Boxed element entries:
◇ ◇ ◇ ◇ ◇ ◇ ◇
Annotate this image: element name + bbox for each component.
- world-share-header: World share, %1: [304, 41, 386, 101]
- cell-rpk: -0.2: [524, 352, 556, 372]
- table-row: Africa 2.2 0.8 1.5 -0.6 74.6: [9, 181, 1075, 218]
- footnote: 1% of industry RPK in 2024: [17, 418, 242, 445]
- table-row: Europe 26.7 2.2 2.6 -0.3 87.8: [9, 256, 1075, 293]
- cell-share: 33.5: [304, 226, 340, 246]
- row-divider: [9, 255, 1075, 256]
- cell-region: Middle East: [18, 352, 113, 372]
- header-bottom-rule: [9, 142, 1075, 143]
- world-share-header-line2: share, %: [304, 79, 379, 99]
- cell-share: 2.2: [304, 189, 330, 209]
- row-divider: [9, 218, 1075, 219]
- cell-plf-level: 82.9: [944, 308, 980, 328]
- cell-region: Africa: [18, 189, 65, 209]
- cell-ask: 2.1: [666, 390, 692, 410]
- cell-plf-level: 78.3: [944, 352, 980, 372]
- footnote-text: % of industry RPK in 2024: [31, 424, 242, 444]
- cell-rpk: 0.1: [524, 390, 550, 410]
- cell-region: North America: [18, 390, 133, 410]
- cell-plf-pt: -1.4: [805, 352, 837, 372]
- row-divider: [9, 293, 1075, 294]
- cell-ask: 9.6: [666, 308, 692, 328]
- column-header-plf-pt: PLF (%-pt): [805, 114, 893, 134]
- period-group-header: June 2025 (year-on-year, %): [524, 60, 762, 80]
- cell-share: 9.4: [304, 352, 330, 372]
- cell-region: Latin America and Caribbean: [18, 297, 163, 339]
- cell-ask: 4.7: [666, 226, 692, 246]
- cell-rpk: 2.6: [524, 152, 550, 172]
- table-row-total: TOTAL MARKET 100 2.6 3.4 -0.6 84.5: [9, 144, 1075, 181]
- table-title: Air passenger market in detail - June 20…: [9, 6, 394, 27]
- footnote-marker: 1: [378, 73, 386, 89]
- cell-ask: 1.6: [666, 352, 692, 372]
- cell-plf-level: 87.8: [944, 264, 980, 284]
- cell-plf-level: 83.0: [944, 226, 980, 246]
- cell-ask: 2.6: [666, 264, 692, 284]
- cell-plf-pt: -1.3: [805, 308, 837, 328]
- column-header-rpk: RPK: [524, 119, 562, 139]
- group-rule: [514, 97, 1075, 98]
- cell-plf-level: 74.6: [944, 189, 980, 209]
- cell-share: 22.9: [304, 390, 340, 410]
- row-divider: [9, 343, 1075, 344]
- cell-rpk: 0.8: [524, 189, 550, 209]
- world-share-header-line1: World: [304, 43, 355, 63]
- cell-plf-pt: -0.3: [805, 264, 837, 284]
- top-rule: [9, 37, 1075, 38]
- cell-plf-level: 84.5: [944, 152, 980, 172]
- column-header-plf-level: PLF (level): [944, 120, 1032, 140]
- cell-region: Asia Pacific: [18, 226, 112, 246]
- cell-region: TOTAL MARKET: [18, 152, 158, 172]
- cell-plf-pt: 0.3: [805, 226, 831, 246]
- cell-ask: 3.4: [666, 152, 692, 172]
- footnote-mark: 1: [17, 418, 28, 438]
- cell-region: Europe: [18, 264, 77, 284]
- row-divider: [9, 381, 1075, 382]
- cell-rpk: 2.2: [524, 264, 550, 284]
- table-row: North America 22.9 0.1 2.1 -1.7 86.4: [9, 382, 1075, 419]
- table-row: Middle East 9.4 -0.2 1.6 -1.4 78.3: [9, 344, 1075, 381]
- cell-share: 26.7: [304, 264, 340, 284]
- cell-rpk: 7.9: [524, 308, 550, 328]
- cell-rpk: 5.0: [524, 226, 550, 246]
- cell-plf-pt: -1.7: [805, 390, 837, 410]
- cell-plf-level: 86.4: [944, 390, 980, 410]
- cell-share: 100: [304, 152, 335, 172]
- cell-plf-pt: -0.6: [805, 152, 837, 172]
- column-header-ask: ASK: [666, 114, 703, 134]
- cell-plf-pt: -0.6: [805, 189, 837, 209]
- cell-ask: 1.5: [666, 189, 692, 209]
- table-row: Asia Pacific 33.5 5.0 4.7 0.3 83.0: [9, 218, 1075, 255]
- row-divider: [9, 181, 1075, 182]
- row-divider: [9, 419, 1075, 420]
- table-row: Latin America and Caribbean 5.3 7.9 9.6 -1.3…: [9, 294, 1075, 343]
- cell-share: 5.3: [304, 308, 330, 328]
◇ ◇ ◇ ◇ ◇ ◇ ◇
**What needs to be done**
Report how many lines of the records above contain the string "level", and give only the number.

**Solution for this task**
8